Stored records:
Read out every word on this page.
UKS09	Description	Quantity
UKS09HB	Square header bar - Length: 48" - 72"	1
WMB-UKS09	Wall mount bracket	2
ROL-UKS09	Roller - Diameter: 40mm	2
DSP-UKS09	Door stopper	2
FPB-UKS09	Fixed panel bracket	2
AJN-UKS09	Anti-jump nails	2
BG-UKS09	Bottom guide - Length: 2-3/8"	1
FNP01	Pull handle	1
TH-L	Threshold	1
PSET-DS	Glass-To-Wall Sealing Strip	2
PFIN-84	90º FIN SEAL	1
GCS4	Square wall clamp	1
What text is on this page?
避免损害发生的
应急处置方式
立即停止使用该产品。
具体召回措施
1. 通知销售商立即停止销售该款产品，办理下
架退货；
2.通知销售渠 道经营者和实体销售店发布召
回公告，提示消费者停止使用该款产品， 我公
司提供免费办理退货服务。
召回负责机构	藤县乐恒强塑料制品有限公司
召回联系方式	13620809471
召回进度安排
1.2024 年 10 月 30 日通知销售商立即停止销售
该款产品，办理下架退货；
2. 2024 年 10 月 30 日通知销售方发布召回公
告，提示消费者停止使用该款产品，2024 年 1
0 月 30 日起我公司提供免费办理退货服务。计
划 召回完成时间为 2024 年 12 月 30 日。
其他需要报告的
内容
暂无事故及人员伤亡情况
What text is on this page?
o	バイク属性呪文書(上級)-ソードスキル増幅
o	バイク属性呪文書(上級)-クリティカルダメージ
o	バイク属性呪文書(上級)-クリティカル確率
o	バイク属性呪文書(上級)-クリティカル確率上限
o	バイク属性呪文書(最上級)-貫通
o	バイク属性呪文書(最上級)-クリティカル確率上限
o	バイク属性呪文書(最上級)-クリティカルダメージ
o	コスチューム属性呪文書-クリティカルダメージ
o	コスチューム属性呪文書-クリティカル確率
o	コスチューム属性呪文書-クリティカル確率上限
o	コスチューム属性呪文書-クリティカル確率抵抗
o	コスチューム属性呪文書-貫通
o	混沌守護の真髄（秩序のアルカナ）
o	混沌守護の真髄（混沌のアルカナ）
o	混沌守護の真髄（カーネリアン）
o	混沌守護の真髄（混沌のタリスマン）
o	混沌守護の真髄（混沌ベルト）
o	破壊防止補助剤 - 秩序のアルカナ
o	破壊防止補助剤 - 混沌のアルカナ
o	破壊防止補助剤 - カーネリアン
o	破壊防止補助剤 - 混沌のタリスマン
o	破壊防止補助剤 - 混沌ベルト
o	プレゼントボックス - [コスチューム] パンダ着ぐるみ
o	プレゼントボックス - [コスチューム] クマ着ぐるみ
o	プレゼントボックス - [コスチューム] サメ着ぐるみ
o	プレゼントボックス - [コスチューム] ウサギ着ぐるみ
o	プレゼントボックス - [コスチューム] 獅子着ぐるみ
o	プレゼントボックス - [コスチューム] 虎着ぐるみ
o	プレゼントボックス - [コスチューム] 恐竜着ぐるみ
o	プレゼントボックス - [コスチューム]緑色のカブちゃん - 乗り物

* **Exercise**: Retype all of the entries precisely as they are.

* **Task response**:
Read out every word on this page.
UKS09	Description	Quantity
UKS09HB	Square header bar - Length: 48" - 72"	1
WMB-UKS09	Wall mount bracket	2
ROL-UKS09	Roller - Diameter: 40mm	2
DSP-UKS09	Door stopper	2
FPB-UKS09	Fixed panel bracket	2
AJN-UKS09	Anti-jump nails	2
BG-UKS09	Bottom guide - Length: 2-3/8"	1
FNP01	Pull handle	1
TH-L	Threshold	1
PSET-DS	Glass-To-Wall Sealing Strip	2
PFIN-84	90º FIN SEAL	1
GCS4	Square wall clamp	1
What text is on this page?
避免损害发生的
应急处置方式
立即停止使用该产品。
具体召回措施
1. 通知销售商立即停止销售该款产品，办理下
架退货；
2.通知销售渠 道经营者和实体销售店发布召
回公告，提示消费者停止使用该款产品， 我公
司提供免费办理退货服务。
召回负责机构	藤县乐恒强塑料制品有限公司
召回联系方式	13620809471
召回进度安排
1.2024 年 10 月 30 日通知销售商立即停止销售
该款产品，办理下架退货；
2. 2024 年 10 月 30 日通知销售方发布召回公
告，提示消费者停止使用该款产品，2024 年 1
0 月 30 日起我公司提供免费办理退货服务。计
划 召回完成时间为 2024 年 12 月 30 日。
其他需要报告的
内容
暂无事故及人员伤亡情况
What text is on this page?
o	バイク属性呪文書(上級)-ソードスキル増幅
o	バイク属性呪文書(上級)-クリティカルダメージ
o	バイク属性呪文書(上級)-クリティカル確率
o	バイク属性呪文書(上級)-クリティカル確率上限
o	バイク属性呪文書(最上級)-貫通
o	バイク属性呪文書(最上級)-クリティカル確率上限
o	バイク属性呪文書(最上級)-クリティカルダメージ
o	コスチューム属性呪文書-クリティカルダメージ
o	コスチューム属性呪文書-クリティカル確率
o	コスチューム属性呪文書-クリティカル確率上限
o	コスチューム属性呪文書-クリティカル確率抵抗
o	コスチューム属性呪文書-貫通
o	混沌守護の真髄（秩序のアルカナ）
o	混沌守護の真髄（混沌のアルカナ）
o	混沌守護の真髄（カーネリアン）
o	混沌守護の真髄（混沌のタリスマン）
o	混沌守護の真髄（混沌ベルト）
o	破壊防止補助剤 - 秩序のアルカナ
o	破壊防止補助剤 - 混沌のアルカナ
o	破壊防止補助剤 - カーネリアン
o	破壊防止補助剤 - 混沌のタリスマン
o	破壊防止補助剤 - 混沌ベルト
o	プレゼントボックス - [コスチューム] パンダ着ぐるみ
o	プレゼントボックス - [コスチューム] クマ着ぐるみ
o	プレゼントボックス - [コスチューム] サメ着ぐるみ
o	プレゼントボックス - [コスチューム] ウサギ着ぐるみ
o	プレゼントボックス - [コスチューム] 獅子着ぐるみ
o	プレゼントボックス - [コスチューム] 虎着ぐるみ
o	プレゼントボックス - [コスチューム] 恐竜着ぐるみ
o	プレゼントボックス - [コスチューム]緑色のカブちゃん - 乗り物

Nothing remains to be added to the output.